-- Start RECORDED DATA --

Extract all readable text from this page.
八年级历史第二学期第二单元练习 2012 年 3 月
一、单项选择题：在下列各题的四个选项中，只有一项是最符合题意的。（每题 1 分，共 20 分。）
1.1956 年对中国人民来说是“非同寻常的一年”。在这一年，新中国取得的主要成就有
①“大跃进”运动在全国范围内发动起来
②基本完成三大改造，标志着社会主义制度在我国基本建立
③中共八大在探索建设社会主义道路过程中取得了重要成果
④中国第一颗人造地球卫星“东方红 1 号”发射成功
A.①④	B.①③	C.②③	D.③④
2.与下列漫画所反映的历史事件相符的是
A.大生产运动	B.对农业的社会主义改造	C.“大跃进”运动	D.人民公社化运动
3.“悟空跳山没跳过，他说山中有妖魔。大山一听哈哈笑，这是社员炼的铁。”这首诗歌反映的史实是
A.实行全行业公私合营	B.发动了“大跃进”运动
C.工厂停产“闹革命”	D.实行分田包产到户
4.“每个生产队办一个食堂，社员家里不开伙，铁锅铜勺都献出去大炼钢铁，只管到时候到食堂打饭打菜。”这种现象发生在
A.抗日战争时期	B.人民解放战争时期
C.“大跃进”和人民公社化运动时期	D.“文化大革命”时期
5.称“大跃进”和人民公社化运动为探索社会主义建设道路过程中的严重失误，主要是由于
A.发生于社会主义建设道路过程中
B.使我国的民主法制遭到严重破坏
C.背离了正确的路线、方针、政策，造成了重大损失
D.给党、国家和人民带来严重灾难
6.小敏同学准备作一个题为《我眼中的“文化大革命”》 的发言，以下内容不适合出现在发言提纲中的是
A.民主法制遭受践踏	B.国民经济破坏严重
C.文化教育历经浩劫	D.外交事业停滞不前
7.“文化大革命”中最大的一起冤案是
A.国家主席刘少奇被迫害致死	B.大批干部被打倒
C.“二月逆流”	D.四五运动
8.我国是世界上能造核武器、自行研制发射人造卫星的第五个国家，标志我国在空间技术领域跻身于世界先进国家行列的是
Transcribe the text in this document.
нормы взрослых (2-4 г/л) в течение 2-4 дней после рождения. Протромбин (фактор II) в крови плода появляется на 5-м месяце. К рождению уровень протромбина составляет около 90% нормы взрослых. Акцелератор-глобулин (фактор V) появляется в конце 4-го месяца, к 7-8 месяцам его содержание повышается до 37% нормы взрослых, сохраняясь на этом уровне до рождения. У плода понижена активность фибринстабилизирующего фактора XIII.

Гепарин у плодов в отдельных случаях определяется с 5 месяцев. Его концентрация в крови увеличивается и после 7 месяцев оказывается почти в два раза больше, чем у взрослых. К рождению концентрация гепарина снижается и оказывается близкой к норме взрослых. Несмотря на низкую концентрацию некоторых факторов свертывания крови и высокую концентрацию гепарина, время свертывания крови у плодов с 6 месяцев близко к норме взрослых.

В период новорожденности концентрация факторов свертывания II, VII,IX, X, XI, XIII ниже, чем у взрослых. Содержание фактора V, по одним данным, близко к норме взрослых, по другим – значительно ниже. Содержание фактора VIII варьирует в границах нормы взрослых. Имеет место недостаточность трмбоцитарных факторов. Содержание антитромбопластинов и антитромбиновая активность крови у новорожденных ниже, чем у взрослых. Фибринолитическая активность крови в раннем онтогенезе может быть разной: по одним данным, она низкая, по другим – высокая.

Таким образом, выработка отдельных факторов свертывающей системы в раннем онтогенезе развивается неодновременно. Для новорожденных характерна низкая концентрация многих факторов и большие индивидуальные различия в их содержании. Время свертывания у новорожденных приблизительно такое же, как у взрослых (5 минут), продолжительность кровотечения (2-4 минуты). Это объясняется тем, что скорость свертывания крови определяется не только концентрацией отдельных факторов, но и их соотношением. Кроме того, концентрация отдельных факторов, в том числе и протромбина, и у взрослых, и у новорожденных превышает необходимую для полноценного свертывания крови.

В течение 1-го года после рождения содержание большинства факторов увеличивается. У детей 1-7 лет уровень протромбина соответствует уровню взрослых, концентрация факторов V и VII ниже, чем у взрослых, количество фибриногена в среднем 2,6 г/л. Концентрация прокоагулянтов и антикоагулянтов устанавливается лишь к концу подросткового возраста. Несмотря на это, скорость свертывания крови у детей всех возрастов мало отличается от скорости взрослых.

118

-- End RECORDED DATA --
-- Start RECORDED DATA --

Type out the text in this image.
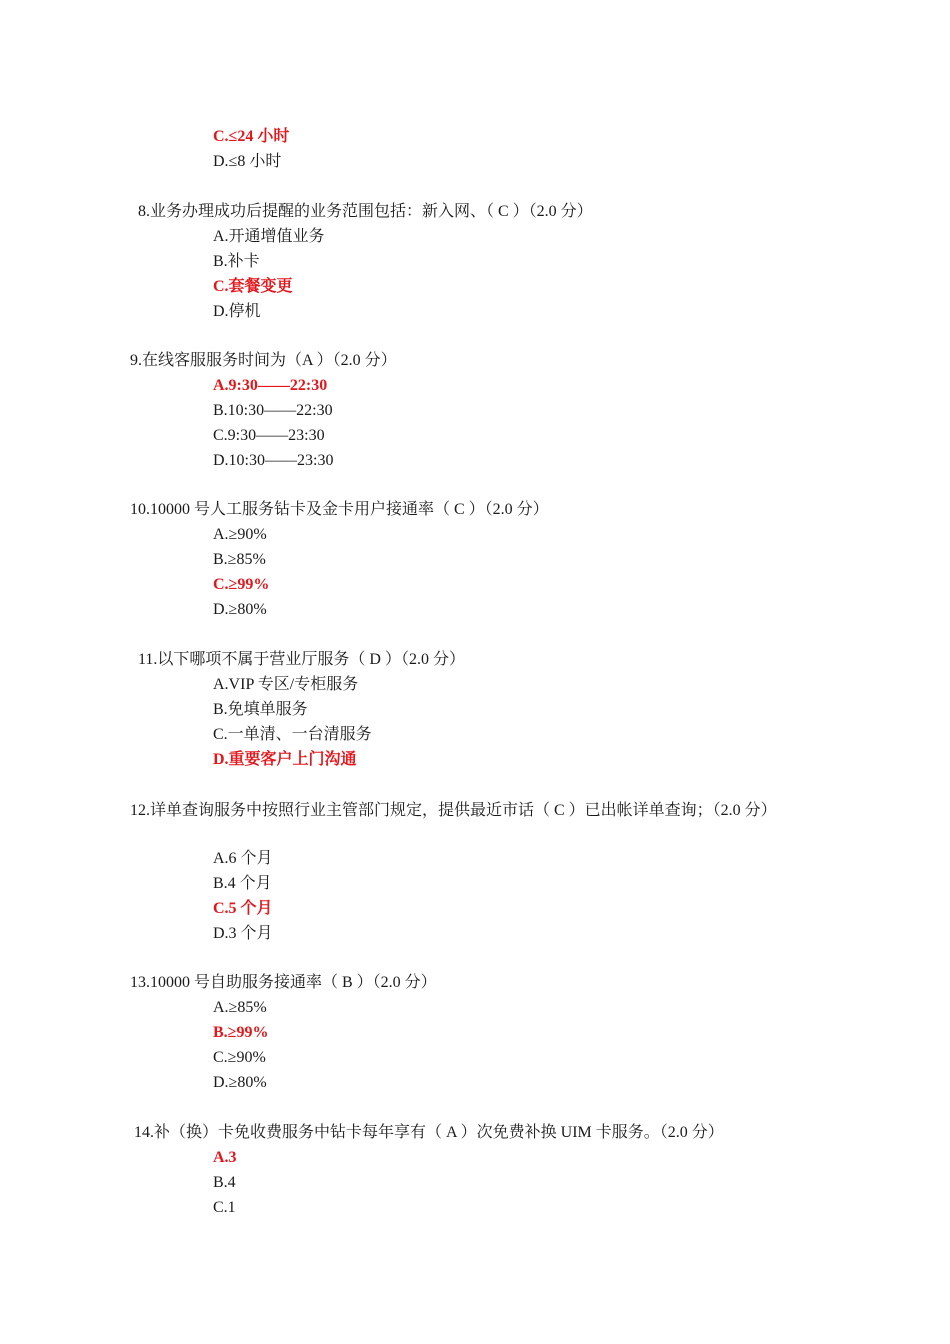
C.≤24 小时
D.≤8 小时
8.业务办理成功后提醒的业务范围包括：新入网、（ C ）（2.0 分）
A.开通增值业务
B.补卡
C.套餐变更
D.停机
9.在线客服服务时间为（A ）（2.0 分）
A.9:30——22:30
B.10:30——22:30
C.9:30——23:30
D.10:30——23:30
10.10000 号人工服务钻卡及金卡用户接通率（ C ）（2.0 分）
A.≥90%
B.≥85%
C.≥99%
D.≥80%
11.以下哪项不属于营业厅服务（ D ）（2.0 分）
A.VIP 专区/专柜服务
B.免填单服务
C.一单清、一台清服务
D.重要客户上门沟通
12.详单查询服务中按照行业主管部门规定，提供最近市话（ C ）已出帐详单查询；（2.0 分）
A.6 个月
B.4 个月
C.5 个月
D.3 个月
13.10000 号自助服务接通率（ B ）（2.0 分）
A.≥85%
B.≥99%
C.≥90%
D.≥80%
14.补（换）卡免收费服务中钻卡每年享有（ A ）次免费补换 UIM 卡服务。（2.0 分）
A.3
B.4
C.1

-- End RECORDED DATA --
-- Start RECORDED DATA --

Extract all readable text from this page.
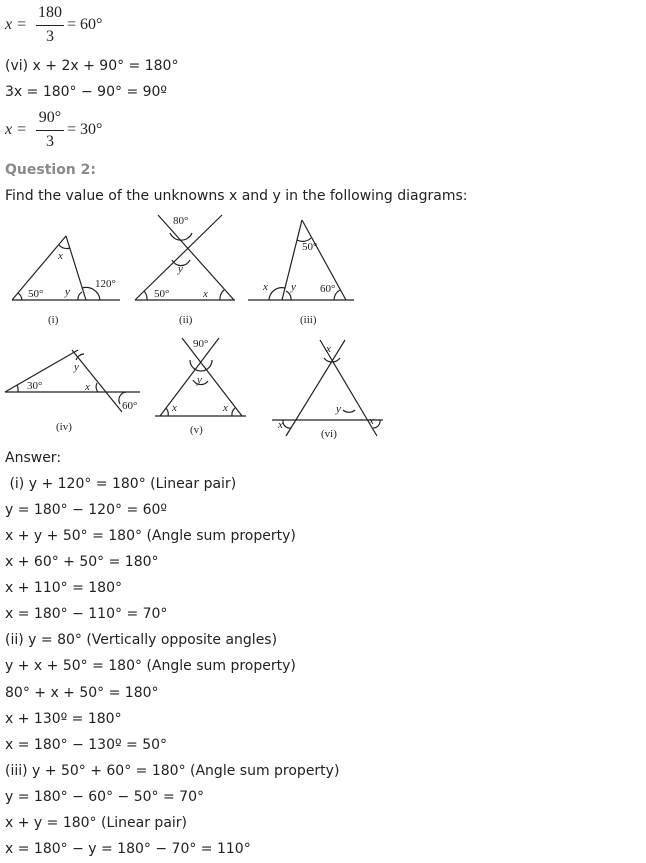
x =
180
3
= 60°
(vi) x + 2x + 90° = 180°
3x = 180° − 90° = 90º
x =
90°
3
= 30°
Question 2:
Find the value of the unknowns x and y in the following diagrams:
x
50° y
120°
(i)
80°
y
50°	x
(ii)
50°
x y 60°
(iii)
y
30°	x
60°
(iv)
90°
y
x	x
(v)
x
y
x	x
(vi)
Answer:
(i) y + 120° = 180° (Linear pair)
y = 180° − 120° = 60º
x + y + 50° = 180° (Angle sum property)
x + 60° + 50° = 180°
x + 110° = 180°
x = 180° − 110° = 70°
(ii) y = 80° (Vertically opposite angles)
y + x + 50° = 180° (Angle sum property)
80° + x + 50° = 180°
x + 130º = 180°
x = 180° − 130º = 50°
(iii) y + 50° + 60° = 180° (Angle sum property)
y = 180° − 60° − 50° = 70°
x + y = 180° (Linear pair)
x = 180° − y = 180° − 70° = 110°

-- End RECORDED DATA --

▸ TASK OBJECTIVE
Select every line of the material above holding the word "pair" and copy it.

▸ RESPONSE TO THE EXERCISE
(i) y + 120° = 180° (Linear pair)
x + y = 180° (Linear pair)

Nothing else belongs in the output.